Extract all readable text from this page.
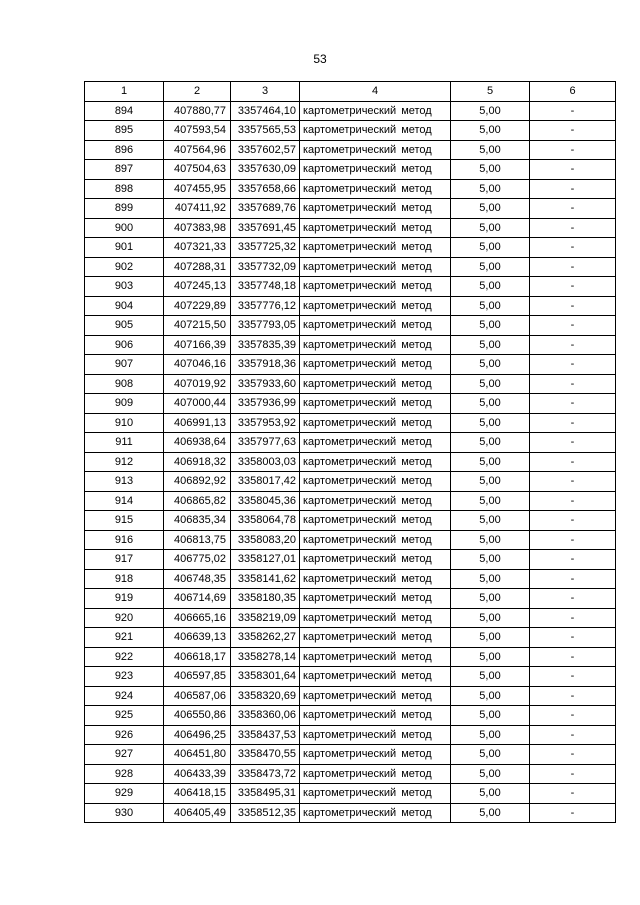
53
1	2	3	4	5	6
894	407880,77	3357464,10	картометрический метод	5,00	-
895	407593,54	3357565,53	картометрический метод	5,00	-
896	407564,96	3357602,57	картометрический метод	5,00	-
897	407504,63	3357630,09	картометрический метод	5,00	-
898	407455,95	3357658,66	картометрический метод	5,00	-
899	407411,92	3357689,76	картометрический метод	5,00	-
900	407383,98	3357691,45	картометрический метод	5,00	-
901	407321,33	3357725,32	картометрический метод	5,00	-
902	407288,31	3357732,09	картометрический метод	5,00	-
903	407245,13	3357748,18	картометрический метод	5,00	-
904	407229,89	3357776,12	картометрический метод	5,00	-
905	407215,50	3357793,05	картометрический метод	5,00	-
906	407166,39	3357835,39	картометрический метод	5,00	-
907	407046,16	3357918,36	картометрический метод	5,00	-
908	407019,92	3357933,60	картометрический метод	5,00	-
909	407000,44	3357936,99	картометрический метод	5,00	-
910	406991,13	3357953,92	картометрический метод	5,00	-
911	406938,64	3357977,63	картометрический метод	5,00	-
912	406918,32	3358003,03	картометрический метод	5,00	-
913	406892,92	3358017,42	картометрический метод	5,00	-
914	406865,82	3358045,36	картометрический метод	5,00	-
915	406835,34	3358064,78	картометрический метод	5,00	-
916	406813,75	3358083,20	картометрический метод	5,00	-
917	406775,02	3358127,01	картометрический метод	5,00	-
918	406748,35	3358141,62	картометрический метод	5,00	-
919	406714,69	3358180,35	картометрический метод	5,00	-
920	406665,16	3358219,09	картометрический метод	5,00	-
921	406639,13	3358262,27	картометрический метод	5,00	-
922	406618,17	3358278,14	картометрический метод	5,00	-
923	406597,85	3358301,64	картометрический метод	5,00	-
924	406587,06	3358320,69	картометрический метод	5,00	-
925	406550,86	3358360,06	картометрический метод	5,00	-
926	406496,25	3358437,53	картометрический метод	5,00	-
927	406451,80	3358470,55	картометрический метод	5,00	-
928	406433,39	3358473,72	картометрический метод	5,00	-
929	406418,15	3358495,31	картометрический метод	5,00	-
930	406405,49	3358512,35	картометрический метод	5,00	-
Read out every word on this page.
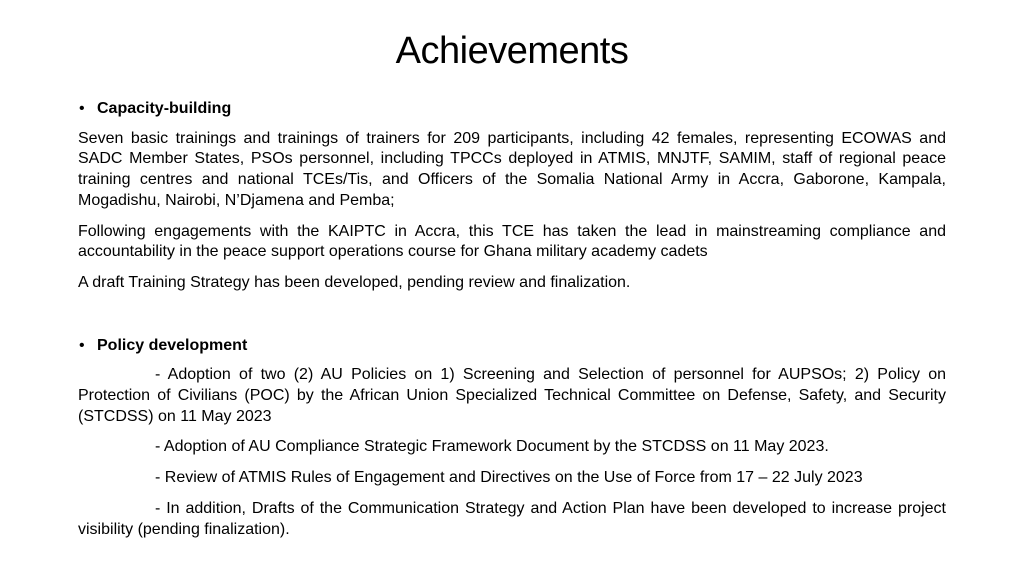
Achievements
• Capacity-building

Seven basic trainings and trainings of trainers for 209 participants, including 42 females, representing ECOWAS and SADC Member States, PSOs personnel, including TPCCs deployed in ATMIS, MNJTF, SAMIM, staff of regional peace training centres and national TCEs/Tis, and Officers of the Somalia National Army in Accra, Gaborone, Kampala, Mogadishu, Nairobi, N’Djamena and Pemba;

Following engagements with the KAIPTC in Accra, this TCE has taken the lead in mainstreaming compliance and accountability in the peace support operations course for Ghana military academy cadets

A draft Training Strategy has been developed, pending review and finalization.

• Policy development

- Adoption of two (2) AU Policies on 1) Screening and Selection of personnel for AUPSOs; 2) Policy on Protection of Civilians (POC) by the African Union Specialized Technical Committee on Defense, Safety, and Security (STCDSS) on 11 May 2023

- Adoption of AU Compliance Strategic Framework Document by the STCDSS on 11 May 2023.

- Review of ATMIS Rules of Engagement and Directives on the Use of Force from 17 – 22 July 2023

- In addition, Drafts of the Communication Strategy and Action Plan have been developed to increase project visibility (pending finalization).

==================================================

Return all of the data exactly as written, and drop the pictures.

Extract all readable text from this page.
53
1	2	3	4	5	6
894	407880,77	3357464,10	картометрический метод	5,00	-
895	407593,54	3357565,53	картометрический метод	5,00	-
896	407564,96	3357602,57	картометрический метод	5,00	-
897	407504,63	3357630,09	картометрический метод	5,00	-
898	407455,95	3357658,66	картометрический метод	5,00	-
899	407411,92	3357689,76	картометрический метод	5,00	-
900	407383,98	3357691,45	картометрический метод	5,00	-
901	407321,33	3357725,32	картометрический метод	5,00	-
902	407288,31	3357732,09	картометрический метод	5,00	-
903	407245,13	3357748,18	картометрический метод	5,00	-
904	407229,89	3357776,12	картометрический метод	5,00	-
905	407215,50	3357793,05	картометрический метод	5,00	-
906	407166,39	3357835,39	картометрический метод	5,00	-
907	407046,16	3357918,36	картометрический метод	5,00	-
908	407019,92	3357933,60	картометрический метод	5,00	-
909	407000,44	3357936,99	картометрический метод	5,00	-
910	406991,13	3357953,92	картометрический метод	5,00	-
911	406938,64	3357977,63	картометрический метод	5,00	-
912	406918,32	3358003,03	картометрический метод	5,00	-
913	406892,92	3358017,42	картометрический метод	5,00	-
914	406865,82	3358045,36	картометрический метод	5,00	-
915	406835,34	3358064,78	картометрический метод	5,00	-
916	406813,75	3358083,20	картометрический метод	5,00	-
917	406775,02	3358127,01	картометрический метод	5,00	-
918	406748,35	3358141,62	картометрический метод	5,00	-
919	406714,69	3358180,35	картометрический метод	5,00	-
920	406665,16	3358219,09	картометрический метод	5,00	-
921	406639,13	3358262,27	картометрический метод	5,00	-
922	406618,17	3358278,14	картометрический метод	5,00	-
923	406597,85	3358301,64	картометрический метод	5,00	-
924	406587,06	3358320,69	картометрический метод	5,00	-
925	406550,86	3358360,06	картометрический метод	5,00	-
926	406496,25	3358437,53	картометрический метод	5,00	-
927	406451,80	3358470,55	картометрический метод	5,00	-
928	406433,39	3358473,72	картометрический метод	5,00	-
929	406418,15	3358495,31	картометрический метод	5,00	-
930	406405,49	3358512,35	картометрический метод	5,00	-
Read out every word on this page.
Achievements
• Capacity-building

Seven basic trainings and trainings of trainers for 209 participants, including 42 females, representing ECOWAS and SADC Member States, PSOs personnel, including TPCCs deployed in ATMIS, MNJTF, SAMIM, staff of regional peace training centres and national TCEs/Tis, and Officers of the Somalia National Army in Accra, Gaborone, Kampala, Mogadishu, Nairobi, N’Djamena and Pemba;

Following engagements with the KAIPTC in Accra, this TCE has taken the lead in mainstreaming compliance and accountability in the peace support operations course for Ghana military academy cadets

A draft Training Strategy has been developed, pending review and finalization.

• Policy development

- Adoption of two (2) AU Policies on 1) Screening and Selection of personnel for AUPSOs; 2) Policy on Protection of Civilians (POC) by the African Union Specialized Technical Committee on Defense, Safety, and Security (STCDSS) on 11 May 2023

- Adoption of AU Compliance Strategic Framework Document by the STCDSS on 11 May 2023.

- Review of ATMIS Rules of Engagement and Directives on the Use of Force from 17 – 22 July 2023

- In addition, Drafts of the Communication Strategy and Action Plan have been developed to increase project visibility (pending finalization).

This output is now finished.